(Saved data entries)

^^^^

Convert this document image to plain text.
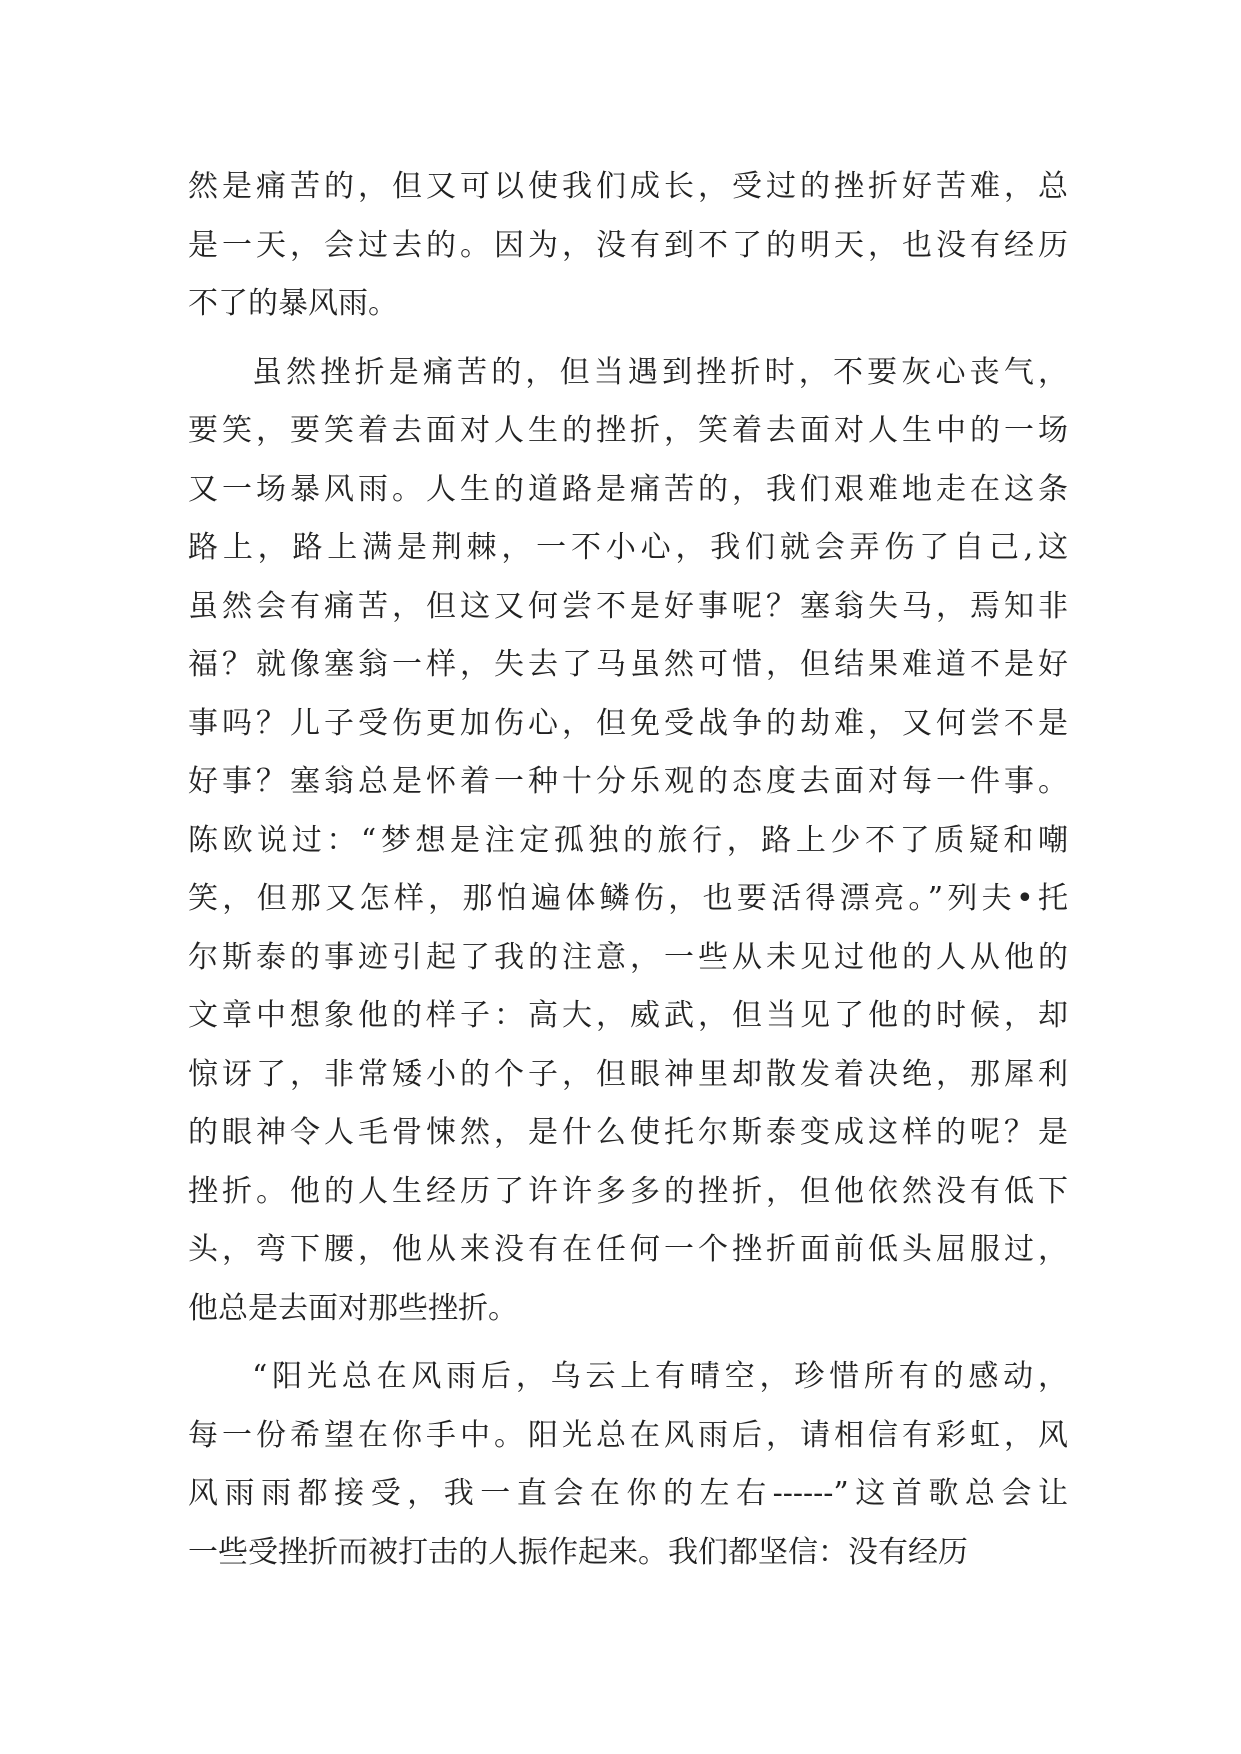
然是痛苦的，但又可以使我们成长，受过的挫折好苦难，总
是一天，会过去的。因为，没有到不了的明天，也没有经历
不了的暴风雨。
虽然挫折是痛苦的，但当遇到挫折时，不要灰心丧气，
要笑，要笑着去面对人生的挫折，笑着去面对人生中的一场
又一场暴风雨。人生的道路是痛苦的，我们艰难地走在这条
路上，路上满是荆棘，一不小心，我们就会弄伤了自己,这
虽然会有痛苦，但这又何尝不是好事呢？塞翁失马，焉知非
福？就像塞翁一样，失去了马虽然可惜，但结果难道不是好
事吗？儿子受伤更加伤心，但免受战争的劫难，又何尝不是
好事？塞翁总是怀着一种十分乐观的态度去面对每一件事。
陈欧说过：“梦想是注定孤独的旅行，路上少不了质疑和嘲
笑，但那又怎样，那怕遍体鳞伤，也要活得漂亮。”列夫•托
尔斯泰的事迹引起了我的注意，一些从未见过他的人从他的
文章中想象他的样子：高大，威武，但当见了他的时候，却
惊讶了，非常矮小的个子，但眼神里却散发着决绝，那犀利
的眼神令人毛骨悚然，是什么使托尔斯泰变成这样的呢？是
挫折。他的人生经历了许许多多的挫折，但他依然没有低下
头，弯下腰，他从来没有在任何一个挫折面前低头屈服过，
他总是去面对那些挫折。
“阳光总在风雨后，乌云上有晴空，珍惜所有的感动，
每一份希望在你手中。阳光总在风雨后，请相信有彩虹，风
风雨雨都接受，我一直会在你的左右------”这首歌总会让
一些受挫折而被打击的人振作起来。我们都坚信：没有经历
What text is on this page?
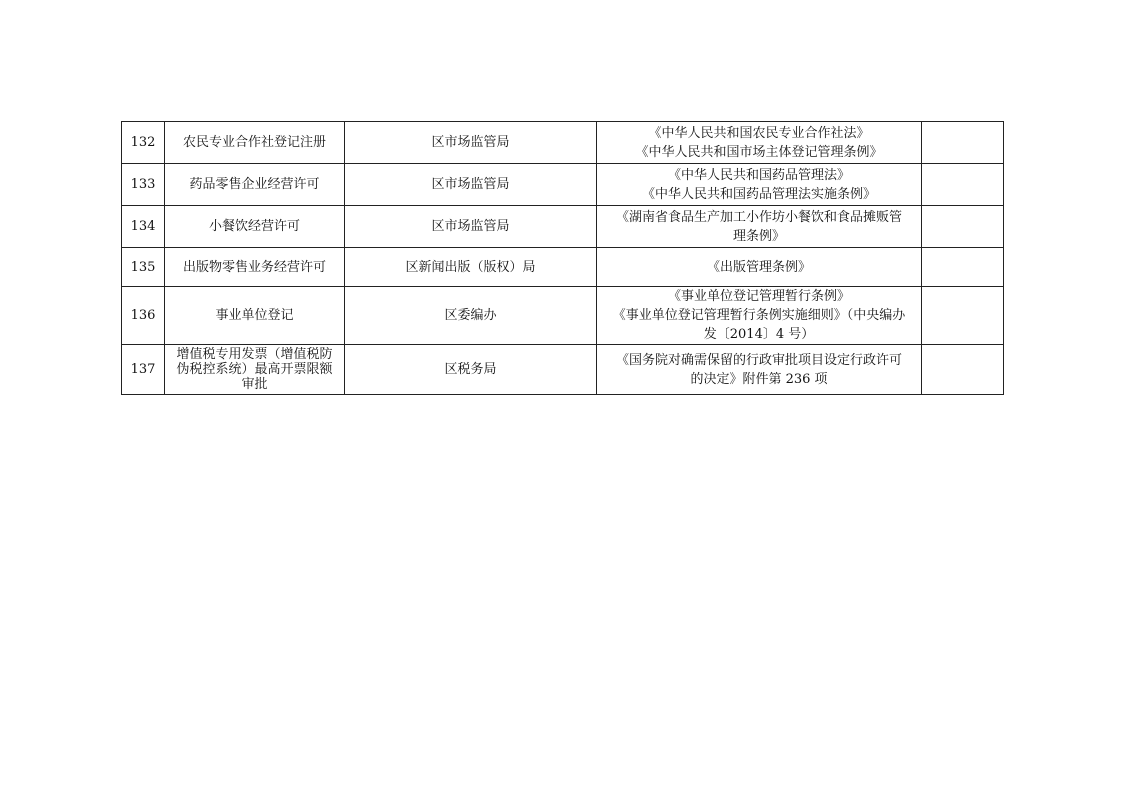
132	农民专业合作社登记注册	区市场监管局	《中华人民共和国农民专业合作社法》
《中华人民共和国市场主体登记管理条例》	

133	药品零售企业经营许可	区市场监管局	《中华人民共和国药品管理法》
《中华人民共和国药品管理法实施条例》	

134	小餐饮经营许可	区市场监管局	《湖南省食品生产加工小作坊小餐饮和食品摊贩管
理条例》	

135	出版物零售业务经营许可	区新闻出版（版权）局	《出版管理条例》	

136	事业单位登记	区委编办	《事业单位登记管理暂行条例》
《事业单位登记管理暂行条例实施细则》（中央编办
发〔2014〕4 号）	

137	增值税专用发票（增值税防
伪税控系统）最高开票限额
审批	区税务局	《国务院对确需保留的行政审批项目设定行政许可
的决定》附件第 236 项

^^^^

Gather each line in the entries above where the string "this" is found.

Convert this document image to plain text.
What text is on this page?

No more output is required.